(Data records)

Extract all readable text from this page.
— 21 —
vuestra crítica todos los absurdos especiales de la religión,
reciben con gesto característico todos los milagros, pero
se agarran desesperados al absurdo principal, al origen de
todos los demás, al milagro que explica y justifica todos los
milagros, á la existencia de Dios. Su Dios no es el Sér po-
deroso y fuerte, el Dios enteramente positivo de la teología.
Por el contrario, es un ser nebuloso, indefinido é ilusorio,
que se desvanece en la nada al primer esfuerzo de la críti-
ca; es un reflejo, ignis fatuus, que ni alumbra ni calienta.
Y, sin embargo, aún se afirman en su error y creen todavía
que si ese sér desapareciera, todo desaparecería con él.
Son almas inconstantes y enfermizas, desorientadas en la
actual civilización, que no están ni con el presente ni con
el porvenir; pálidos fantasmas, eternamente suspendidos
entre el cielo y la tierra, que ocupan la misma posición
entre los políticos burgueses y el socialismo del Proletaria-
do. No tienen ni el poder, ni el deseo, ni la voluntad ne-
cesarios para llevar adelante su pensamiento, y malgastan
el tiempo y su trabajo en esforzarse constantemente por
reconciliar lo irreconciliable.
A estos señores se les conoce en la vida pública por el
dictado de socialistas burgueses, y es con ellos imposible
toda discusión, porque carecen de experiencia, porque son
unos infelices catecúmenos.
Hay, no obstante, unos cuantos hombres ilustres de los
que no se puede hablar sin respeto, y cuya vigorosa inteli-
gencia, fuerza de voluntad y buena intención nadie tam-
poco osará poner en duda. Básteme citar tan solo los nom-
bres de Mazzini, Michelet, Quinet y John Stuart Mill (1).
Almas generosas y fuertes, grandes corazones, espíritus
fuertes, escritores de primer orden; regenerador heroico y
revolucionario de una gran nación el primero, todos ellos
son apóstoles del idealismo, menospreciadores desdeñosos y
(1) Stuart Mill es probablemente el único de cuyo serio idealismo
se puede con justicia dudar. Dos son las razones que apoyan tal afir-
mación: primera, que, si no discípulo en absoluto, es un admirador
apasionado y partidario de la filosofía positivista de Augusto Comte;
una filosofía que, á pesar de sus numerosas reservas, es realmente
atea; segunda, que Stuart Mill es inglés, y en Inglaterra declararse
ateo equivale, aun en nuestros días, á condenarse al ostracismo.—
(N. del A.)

- _Task instructions_: Copy every line of the listing where the word "burgueses" appears.

- _Exercise output_:
entre los políticos burgueses y el socialismo del Proletaria-
dictado de socialistas burgueses, y es con ellos imposible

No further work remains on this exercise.